• **Instruction**:
Reproduce the stretch of the album article from "The Hard Aches chronology" through "in September 2017.", swapping "melodic punk" for "pop punk".

Studio album by The Hard Aches
- Released: 13 April 2018
- Recorded: September 2017
- Studio: Holes and Corners, Melbourne, VIC
- Genre: Alternative rock, punk rock
- Length: 36:31
- Label: Anchorhead Records; ADA;
- Producer: Sam Johnson

The Hard Aches chronology
| Pheromones (2015) | Mess (2018) | I Saw The Future (2023) |

Singles from Mess
- "Mess" Released: 31 January 2018; "Happy" Released: 26 March 2018;

= Mess (The Hard Aches album) =

2018 album by The Hard Aches

Mess is the second studio album by Australian melodic punk/alternative rock band The Hard Aches, released on 13 April 2018 by Anchorhead Records. It was produced by Sam Johnson and recorded at Holes and Corners in Melbourne in September 2017.

(Stored items)
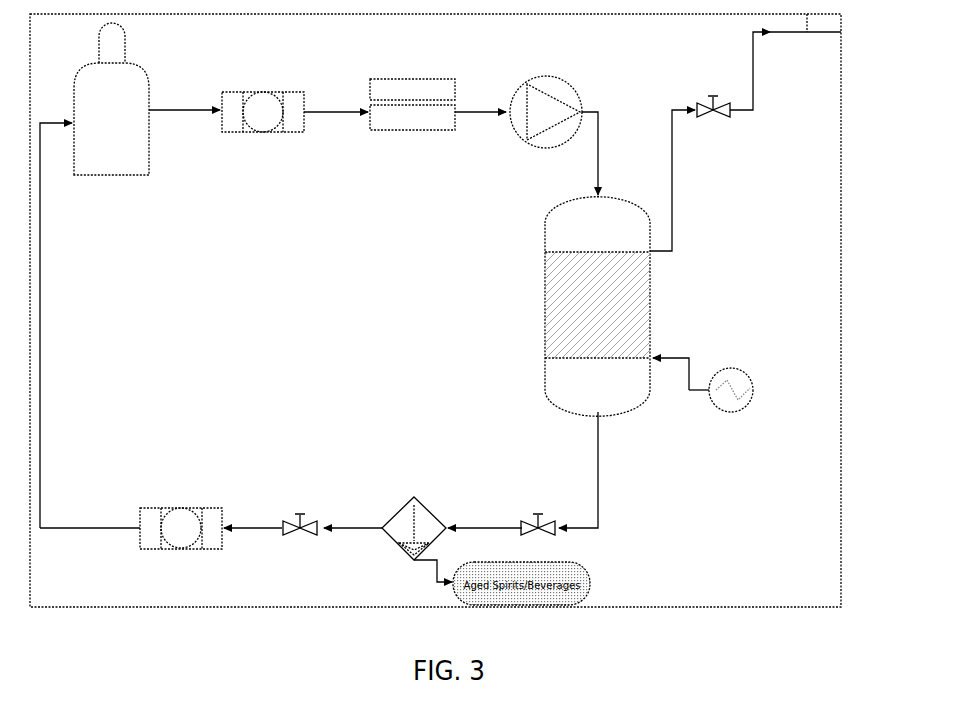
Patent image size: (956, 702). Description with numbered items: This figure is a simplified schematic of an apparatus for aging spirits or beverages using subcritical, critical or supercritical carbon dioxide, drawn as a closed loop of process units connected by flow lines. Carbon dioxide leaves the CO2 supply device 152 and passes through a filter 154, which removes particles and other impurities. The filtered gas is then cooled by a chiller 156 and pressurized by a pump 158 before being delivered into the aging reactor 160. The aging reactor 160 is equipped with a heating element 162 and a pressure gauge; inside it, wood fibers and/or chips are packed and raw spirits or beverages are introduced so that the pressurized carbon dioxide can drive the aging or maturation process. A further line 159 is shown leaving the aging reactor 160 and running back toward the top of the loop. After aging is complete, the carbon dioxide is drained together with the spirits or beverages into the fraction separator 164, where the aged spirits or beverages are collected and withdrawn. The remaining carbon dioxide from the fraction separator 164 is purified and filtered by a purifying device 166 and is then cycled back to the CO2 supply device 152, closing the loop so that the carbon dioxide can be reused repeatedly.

The CO2 supply device 152 is at (130, 180).
The filter 154 is at (261, 136).
The chiller 156 is at (419, 135).
The pump 158 is at (572, 80).
The vent/relief line with valve 159 is at (674, 155).
The aging reactor 160 is at (536, 302).
The heating element 162 is at (727, 415).
The fraction separator 164 is at (417, 490).
The purifying device 166 is at (184, 504).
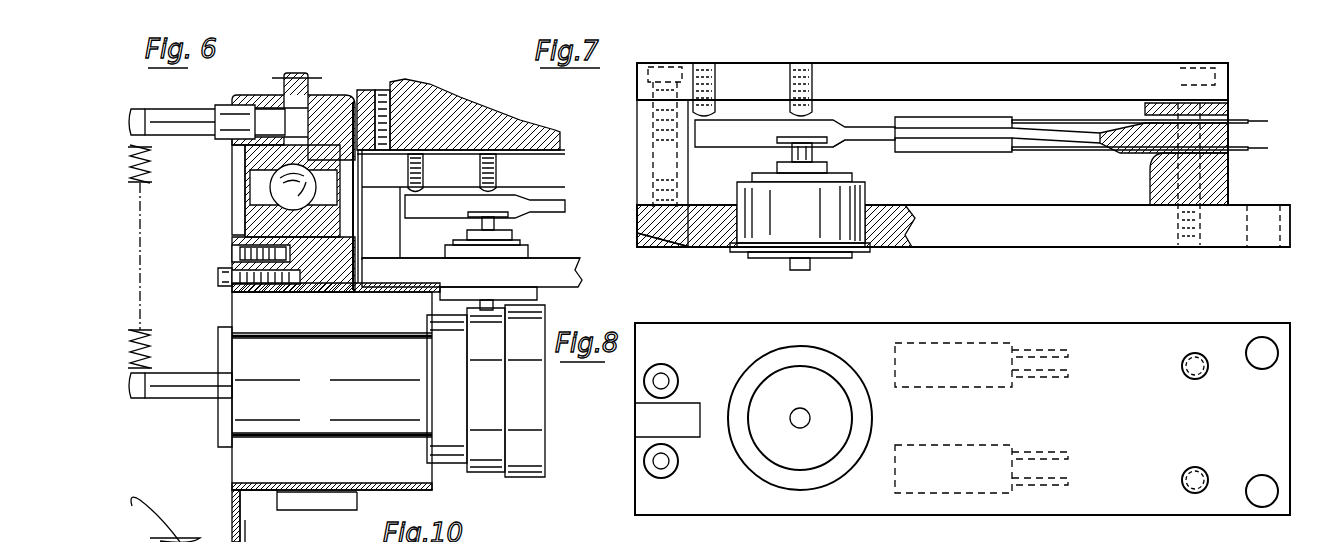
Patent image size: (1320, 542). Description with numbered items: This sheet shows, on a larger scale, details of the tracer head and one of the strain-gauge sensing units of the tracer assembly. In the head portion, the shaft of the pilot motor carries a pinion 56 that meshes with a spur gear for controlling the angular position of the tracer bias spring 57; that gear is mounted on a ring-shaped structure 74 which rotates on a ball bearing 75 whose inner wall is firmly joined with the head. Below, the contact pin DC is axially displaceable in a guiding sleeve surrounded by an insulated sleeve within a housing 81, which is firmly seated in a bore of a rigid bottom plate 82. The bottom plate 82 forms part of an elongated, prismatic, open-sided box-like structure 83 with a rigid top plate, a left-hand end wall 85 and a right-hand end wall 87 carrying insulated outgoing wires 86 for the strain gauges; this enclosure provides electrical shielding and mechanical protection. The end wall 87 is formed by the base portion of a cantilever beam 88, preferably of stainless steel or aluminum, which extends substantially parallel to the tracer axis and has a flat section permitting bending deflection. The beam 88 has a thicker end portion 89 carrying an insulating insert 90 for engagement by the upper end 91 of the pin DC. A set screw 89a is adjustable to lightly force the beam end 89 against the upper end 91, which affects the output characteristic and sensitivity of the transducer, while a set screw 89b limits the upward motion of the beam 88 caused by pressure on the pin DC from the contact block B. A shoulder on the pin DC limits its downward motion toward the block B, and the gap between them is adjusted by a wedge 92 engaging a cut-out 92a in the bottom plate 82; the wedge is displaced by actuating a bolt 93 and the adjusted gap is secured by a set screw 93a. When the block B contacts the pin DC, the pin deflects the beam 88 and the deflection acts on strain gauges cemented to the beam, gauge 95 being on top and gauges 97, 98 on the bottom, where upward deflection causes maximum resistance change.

In FIG. 6, the pinion 56 is at (296, 75).
In FIG. 6, the ring-shaped structure 74 is at (332, 96).
In FIG. 6, the ball bearing 75 is at (272, 185).
In FIG. 6, the tracer bias spring 57 is at (150, 263).
In FIG. 6, the bolt 93 is at (218, 278).
In FIG. 6, the set screw 93a is at (380, 92).
In FIG. 6, the wedge 92 is at (343, 292).
In FIG. 7, the cut-out 92a is at (655, 237).
In FIG. 8, the cut-out 92a is at (650, 418).
In FIG. 6, the contact block B is at (488, 448).
In FIG. 6, the box-like structure 83 is at (445, 130).
In FIG. 7, the box-like structure 83 is at (984, 78).
In FIG. 7, the left-hand end wall 85 is at (645, 170).
In FIG. 6, the cantilever beam 88 is at (548, 208).
In FIG. 7, the cantilever beam 88 is at (1055, 128).
In FIG. 6, the beam end portion 89 is at (460, 208).
In FIG. 7, the beam end portion 89 is at (728, 136).
In FIG. 6, the set screw 89a is at (408, 178).
In FIG. 7, the set screw 89a is at (718, 82).
In FIG. 6, the set screw 89b is at (500, 170).
In FIG. 7, the set screw 89b is at (812, 82).
In FIG. 7, the insulating insert 90 is at (826, 145).
In FIG. 7, the upper end of contact pin 91 is at (790, 150).
In FIG. 7, the strain gauge 95 is at (900, 122).
In FIG. 7, the strain gauge 97 is at (940, 152).
In FIG. 8, the strain gauge 97 is at (895, 360).
In FIG. 8, the strain gauge 98 is at (895, 464).
In FIG. 7, the outgoing wires 86 is at (1262, 125).
In FIG. 7, the right-hand end wall 87 is at (1228, 188).
In FIG. 6, the housing 81 is at (527, 255).
In FIG. 7, the housing 81 is at (838, 202).
In FIG. 8, the housing 81 is at (755, 462).
In FIG. 6, the bottom plate 82 is at (555, 270).
In FIG. 7, the bottom plate 82 is at (1043, 218).
In FIG. 8, the bottom plate 82 is at (1125, 338).
In FIG. 6, the contact pin DC is at (537, 292).
In FIG. 7, the contact pin DC is at (800, 270).
In FIG. 8, the contact pin DC is at (798, 418).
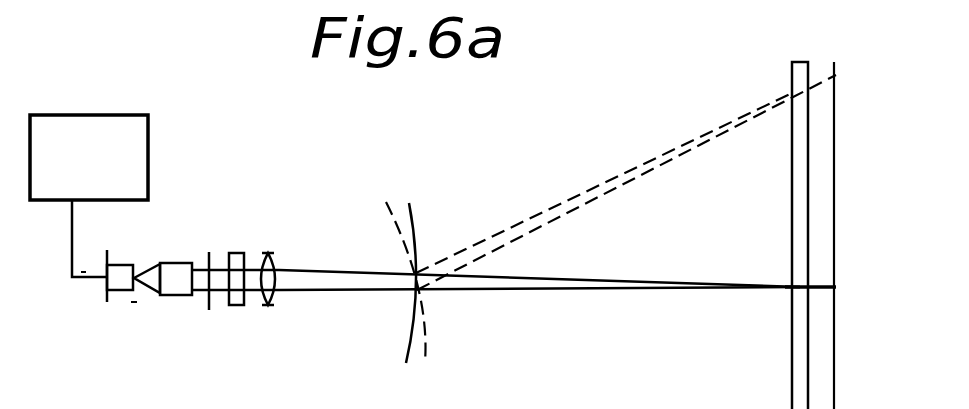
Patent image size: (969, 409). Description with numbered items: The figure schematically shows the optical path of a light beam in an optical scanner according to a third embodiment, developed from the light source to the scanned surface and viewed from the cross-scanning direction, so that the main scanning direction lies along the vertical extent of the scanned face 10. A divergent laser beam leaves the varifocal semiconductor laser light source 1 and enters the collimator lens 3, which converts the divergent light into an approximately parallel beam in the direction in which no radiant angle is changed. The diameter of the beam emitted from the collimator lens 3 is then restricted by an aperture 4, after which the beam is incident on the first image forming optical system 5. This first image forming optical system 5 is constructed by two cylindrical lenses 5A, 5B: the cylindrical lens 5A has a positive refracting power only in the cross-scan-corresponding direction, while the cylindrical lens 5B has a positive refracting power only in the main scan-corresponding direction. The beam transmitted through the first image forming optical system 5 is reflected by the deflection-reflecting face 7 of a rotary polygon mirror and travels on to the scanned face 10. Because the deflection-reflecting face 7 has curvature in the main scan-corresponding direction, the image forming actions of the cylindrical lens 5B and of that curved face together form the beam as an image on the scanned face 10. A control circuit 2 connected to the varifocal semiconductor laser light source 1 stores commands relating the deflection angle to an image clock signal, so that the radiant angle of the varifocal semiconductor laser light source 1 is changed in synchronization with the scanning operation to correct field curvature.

The varifocal semiconductor laser light source 1 is at (122, 276).
The control circuit 2 is at (150, 186).
The collimator lens 3 is at (177, 277).
The aperture 4 is at (210, 264).
The first image forming optical system 5 is at (277, 236).
The cylindrical lens 5A is at (238, 306).
The cylindrical lens 5B is at (270, 306).
The deflection-reflecting face 7 is at (413, 229).
The scanned face 10 is at (834, 250).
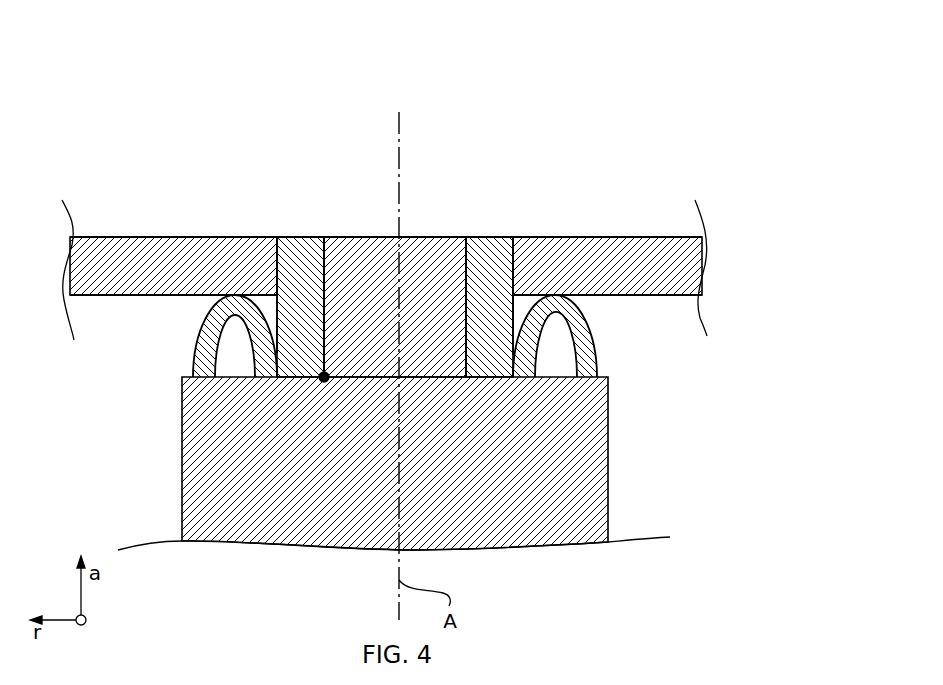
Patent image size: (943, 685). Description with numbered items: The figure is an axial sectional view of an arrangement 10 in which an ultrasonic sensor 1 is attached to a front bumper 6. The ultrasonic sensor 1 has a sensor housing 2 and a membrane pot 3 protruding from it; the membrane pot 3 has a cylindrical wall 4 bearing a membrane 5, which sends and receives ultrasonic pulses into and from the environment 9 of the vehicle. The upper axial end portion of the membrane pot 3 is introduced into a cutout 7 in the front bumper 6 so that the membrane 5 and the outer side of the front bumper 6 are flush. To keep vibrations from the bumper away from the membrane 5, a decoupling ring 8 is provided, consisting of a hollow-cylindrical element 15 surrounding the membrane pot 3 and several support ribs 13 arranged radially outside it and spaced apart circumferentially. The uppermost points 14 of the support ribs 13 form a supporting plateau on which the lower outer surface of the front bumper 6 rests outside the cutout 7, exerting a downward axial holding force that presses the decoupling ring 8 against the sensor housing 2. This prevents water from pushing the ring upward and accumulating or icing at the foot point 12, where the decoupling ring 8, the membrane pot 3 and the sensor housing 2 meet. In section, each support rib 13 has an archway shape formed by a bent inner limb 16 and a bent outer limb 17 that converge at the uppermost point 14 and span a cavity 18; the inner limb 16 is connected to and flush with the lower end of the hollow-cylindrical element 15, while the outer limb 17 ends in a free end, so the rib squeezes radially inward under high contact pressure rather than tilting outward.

The ultrasonic sensor 1 is at (477, 98).
The sensor housing 2 is at (379, 377).
The membrane pot 3 is at (432, 158).
The cylindrical wall 4 is at (466, 256).
The membrane 5 is at (432, 237).
The front bumper 6 is at (557, 237).
The cutout 7 is at (533, 237).
The decoupling ring 8 is at (262, 158).
The environment 9 is at (105, 83).
The arrangement 10 is at (758, 117).
The foot point 12 is at (324, 378).
The support rib 13 is at (263, 308).
The uppermost point 14 is at (235, 295).
The hollow-cylindrical element 15 is at (345, 237).
The inner limb 16 is at (250, 336).
The outer limb 17 is at (207, 313).
The cavity 18 is at (246, 372).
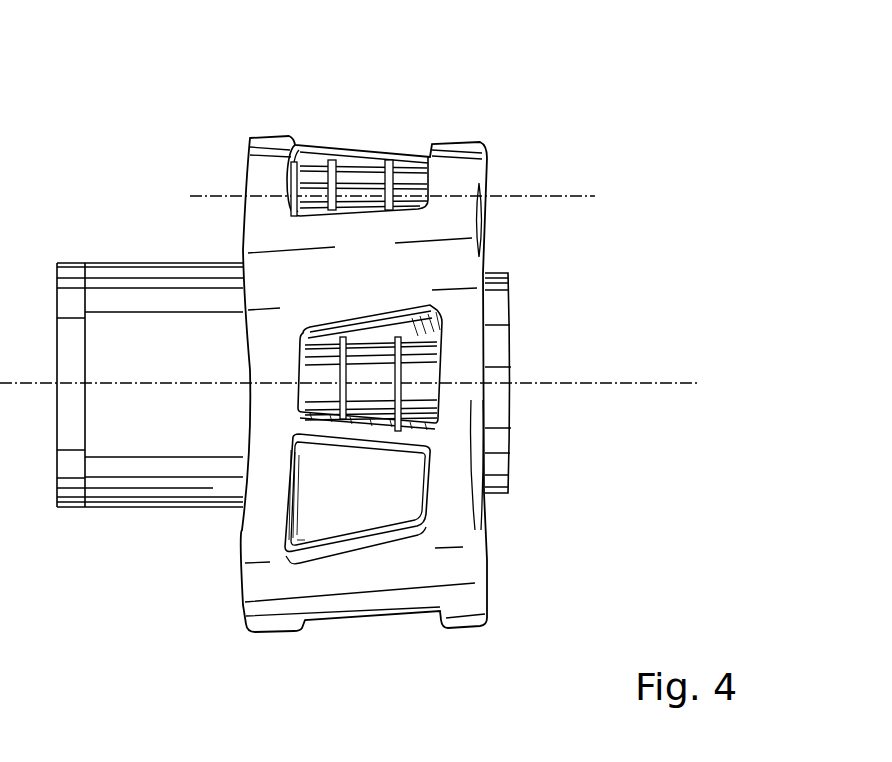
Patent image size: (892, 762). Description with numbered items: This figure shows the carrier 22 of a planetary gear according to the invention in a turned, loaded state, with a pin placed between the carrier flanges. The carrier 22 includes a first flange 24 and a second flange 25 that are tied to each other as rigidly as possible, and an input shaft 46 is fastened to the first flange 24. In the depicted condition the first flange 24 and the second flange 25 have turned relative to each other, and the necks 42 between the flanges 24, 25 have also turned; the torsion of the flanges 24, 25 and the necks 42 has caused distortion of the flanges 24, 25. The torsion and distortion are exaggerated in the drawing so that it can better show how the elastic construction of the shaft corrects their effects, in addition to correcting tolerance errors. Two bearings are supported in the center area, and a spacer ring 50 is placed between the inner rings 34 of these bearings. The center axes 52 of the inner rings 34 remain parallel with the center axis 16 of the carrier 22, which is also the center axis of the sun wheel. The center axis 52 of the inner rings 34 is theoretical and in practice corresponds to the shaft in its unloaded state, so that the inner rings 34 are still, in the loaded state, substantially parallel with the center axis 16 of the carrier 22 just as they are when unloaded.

The center axis 16 is at (533, 383).
The carrier 22 is at (140, 220).
The first flange 24 is at (281, 183).
The second flange 25 is at (465, 185).
The inner rings 34 is at (405, 155).
The necks 42 is at (379, 278).
The input shaft 46 is at (171, 424).
The spacer ring 50 is at (367, 380).
The center axis of the inner rings 52 is at (507, 195).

• **Exercise response**:
The Hard Aches chronology
| Pheromones (2015) | Mess (2018) | I Saw The Future (2023) |

Singles from Mess
- "Mess" Released: 31 January 2018; "Happy" Released: 26 March 2018;

= Mess (The Hard Aches album) =

2018 album by The Hard Aches

Mess is the second studio album by Australian pop punk/alternative rock band The Hard Aches, released on 13 April 2018 by Anchorhead Records. It was produced by Sam Johnson and recorded at Holes and Corners in Melbourne in September 2017.